** start **

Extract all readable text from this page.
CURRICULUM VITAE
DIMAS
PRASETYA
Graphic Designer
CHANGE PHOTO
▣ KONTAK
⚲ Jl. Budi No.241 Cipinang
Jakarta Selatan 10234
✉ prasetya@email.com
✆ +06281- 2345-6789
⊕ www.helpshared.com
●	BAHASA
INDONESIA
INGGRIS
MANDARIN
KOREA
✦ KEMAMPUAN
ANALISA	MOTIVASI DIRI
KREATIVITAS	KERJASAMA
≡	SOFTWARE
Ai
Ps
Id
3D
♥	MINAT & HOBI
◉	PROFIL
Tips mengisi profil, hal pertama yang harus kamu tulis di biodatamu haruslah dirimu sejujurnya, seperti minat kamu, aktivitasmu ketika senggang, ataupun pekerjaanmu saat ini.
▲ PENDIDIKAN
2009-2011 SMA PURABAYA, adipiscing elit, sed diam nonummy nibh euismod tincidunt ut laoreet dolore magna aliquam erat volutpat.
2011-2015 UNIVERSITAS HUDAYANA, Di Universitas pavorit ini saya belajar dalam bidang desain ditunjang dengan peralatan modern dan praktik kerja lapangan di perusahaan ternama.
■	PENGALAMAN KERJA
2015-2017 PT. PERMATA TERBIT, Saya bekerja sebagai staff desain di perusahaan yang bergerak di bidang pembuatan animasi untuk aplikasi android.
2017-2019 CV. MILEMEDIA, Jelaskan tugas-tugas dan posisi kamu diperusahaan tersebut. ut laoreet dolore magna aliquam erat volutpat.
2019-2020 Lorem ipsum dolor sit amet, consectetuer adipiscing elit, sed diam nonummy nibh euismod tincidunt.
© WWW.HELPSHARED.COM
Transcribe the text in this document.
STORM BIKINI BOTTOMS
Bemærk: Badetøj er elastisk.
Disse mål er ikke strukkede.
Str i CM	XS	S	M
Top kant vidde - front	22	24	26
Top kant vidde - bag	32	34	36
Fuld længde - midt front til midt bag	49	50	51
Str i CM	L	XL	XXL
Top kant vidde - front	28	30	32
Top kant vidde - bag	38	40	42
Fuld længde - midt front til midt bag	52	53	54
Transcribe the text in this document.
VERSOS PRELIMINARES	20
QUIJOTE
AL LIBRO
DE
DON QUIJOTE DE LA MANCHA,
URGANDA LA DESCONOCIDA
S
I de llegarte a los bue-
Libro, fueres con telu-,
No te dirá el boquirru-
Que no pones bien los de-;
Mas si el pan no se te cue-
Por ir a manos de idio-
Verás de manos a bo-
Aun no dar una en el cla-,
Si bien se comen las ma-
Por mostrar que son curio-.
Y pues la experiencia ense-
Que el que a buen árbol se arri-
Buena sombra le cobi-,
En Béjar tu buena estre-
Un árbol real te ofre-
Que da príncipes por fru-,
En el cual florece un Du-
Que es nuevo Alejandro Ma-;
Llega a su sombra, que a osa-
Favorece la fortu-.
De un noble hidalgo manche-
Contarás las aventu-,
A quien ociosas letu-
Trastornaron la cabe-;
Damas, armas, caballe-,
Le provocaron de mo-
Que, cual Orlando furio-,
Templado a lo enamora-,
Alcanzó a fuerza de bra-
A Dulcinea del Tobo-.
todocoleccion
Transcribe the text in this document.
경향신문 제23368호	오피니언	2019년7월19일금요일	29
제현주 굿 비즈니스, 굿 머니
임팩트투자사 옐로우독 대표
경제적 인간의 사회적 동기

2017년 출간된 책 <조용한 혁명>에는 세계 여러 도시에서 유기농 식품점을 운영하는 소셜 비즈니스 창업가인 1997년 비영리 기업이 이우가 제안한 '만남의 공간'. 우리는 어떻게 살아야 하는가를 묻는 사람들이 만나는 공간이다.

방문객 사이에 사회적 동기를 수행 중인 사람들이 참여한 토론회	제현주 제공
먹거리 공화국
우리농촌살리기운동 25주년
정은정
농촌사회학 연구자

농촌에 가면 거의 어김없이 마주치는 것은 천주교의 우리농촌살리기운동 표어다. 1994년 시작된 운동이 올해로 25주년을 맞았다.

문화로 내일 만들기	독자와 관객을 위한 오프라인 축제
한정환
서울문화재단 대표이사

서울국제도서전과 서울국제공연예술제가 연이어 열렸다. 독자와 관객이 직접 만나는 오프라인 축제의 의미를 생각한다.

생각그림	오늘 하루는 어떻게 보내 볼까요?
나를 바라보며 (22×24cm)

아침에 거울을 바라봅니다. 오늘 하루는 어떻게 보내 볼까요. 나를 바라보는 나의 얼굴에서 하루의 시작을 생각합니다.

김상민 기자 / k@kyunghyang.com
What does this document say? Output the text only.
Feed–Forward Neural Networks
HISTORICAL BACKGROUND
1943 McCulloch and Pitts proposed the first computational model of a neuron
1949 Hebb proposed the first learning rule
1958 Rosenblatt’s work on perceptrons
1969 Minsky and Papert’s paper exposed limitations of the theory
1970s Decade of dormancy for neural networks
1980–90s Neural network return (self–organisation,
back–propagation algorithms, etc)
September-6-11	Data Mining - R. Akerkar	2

** end **

- _INSTRUCTIONS TO FOLLOW_
Using the records above, select and copy every line that has the word "kamu".

- _OUTPUT OF THE TASK_
Tips mengisi profil, hal pertama yang harus kamu tulis di biodatamu haruslah dirimu sejujurnya, seperti minat kamu, aktivitasmu ketika senggang, ataupun pekerjaanmu saat ini.
2017-2019 CV. MILEMEDIA, Jelaskan tugas-tugas dan posisi kamu diperusahaan tersebut. ut laoreet dolore magna aliquam erat volutpat.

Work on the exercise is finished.